* _GIVEN INFORMATION_
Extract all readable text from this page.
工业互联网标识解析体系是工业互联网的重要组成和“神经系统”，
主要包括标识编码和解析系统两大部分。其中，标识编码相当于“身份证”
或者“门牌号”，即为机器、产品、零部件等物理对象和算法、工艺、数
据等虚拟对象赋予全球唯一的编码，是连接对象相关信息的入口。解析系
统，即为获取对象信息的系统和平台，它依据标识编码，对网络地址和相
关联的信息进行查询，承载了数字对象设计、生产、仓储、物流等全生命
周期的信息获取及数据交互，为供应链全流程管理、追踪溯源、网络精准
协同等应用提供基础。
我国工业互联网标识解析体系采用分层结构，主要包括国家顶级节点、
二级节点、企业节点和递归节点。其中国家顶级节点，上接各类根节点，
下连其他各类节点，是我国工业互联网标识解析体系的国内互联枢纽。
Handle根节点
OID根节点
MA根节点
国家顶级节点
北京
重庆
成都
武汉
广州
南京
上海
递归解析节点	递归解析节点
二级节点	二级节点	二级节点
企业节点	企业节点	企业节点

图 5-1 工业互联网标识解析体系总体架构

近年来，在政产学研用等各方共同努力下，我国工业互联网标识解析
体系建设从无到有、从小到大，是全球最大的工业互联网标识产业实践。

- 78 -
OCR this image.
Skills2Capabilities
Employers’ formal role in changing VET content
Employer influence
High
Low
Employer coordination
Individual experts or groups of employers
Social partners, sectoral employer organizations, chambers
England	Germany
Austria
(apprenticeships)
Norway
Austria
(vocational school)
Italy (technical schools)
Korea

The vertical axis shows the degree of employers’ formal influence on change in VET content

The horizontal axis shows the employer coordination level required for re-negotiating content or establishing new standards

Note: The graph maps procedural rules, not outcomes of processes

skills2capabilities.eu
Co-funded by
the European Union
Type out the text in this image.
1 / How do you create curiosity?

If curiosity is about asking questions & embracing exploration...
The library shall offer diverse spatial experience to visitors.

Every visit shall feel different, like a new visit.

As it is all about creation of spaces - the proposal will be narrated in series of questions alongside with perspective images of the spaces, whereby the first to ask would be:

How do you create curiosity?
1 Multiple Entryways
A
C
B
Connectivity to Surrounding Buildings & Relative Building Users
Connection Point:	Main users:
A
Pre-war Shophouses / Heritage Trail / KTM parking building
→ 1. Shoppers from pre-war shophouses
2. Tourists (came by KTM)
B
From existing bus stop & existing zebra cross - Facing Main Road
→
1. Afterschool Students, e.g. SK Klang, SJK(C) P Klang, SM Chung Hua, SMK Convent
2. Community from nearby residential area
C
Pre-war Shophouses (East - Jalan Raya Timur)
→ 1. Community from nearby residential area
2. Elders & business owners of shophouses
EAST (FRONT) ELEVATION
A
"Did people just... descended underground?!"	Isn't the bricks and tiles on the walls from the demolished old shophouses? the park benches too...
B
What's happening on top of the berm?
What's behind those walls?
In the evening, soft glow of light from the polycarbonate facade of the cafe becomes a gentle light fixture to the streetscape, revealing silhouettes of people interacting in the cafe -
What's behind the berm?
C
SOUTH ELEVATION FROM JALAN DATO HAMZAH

* _SET PROBLEM_
Write out each line of the data above again, exactly as given.

* _EXERCISE OUTPUT_
Extract all readable text from this page.
工业互联网标识解析体系是工业互联网的重要组成和“神经系统”，
主要包括标识编码和解析系统两大部分。其中，标识编码相当于“身份证”
或者“门牌号”，即为机器、产品、零部件等物理对象和算法、工艺、数
据等虚拟对象赋予全球唯一的编码，是连接对象相关信息的入口。解析系
统，即为获取对象信息的系统和平台，它依据标识编码，对网络地址和相
关联的信息进行查询，承载了数字对象设计、生产、仓储、物流等全生命
周期的信息获取及数据交互，为供应链全流程管理、追踪溯源、网络精准
协同等应用提供基础。
我国工业互联网标识解析体系采用分层结构，主要包括国家顶级节点、
二级节点、企业节点和递归节点。其中国家顶级节点，上接各类根节点，
下连其他各类节点，是我国工业互联网标识解析体系的国内互联枢纽。
Handle根节点
OID根节点
MA根节点
国家顶级节点
北京
重庆
成都
武汉
广州
南京
上海
递归解析节点	递归解析节点
二级节点	二级节点	二级节点
企业节点	企业节点	企业节点

图 5-1 工业互联网标识解析体系总体架构

近年来，在政产学研用等各方共同努力下，我国工业互联网标识解析
体系建设从无到有、从小到大，是全球最大的工业互联网标识产业实践。

- 78 -
OCR this image.
Skills2Capabilities
Employers’ formal role in changing VET content
Employer influence
High
Low
Employer coordination
Individual experts or groups of employers
Social partners, sectoral employer organizations, chambers
England	Germany
Austria
(apprenticeships)
Norway
Austria
(vocational school)
Italy (technical schools)
Korea

The vertical axis shows the degree of employers’ formal influence on change in VET content

The horizontal axis shows the employer coordination level required for re-negotiating content or establishing new standards

Note: The graph maps procedural rules, not outcomes of processes

skills2capabilities.eu
Co-funded by
the European Union
Type out the text in this image.
1 / How do you create curiosity?

If curiosity is about asking questions & embracing exploration...
The library shall offer diverse spatial experience to visitors.

Every visit shall feel different, like a new visit.

As it is all about creation of spaces - the proposal will be narrated in series of questions alongside with perspective images of the spaces, whereby the first to ask would be:

How do you create curiosity?
1 Multiple Entryways
A
C
B
Connectivity to Surrounding Buildings & Relative Building Users
Connection Point:	Main users:
A
Pre-war Shophouses / Heritage Trail / KTM parking building
→ 1. Shoppers from pre-war shophouses
2. Tourists (came by KTM)
B
From existing bus stop & existing zebra cross - Facing Main Road
→
1. Afterschool Students, e.g. SK Klang, SJK(C) P Klang, SM Chung Hua, SMK Convent
2. Community from nearby residential area
C
Pre-war Shophouses (East - Jalan Raya Timur)
→ 1. Community from nearby residential area
2. Elders & business owners of shophouses
EAST (FRONT) ELEVATION
A
"Did people just... descended underground?!"	Isn't the bricks and tiles on the walls from the demolished old shophouses? the park benches too...
B
What's happening on top of the berm?
What's behind those walls?
In the evening, soft glow of light from the polycarbonate facade of the cafe becomes a gentle light fixture to the streetscape, revealing silhouettes of people interacting in the cafe -
What's behind the berm?
C
SOUTH ELEVATION FROM JALAN DATO HAMZAH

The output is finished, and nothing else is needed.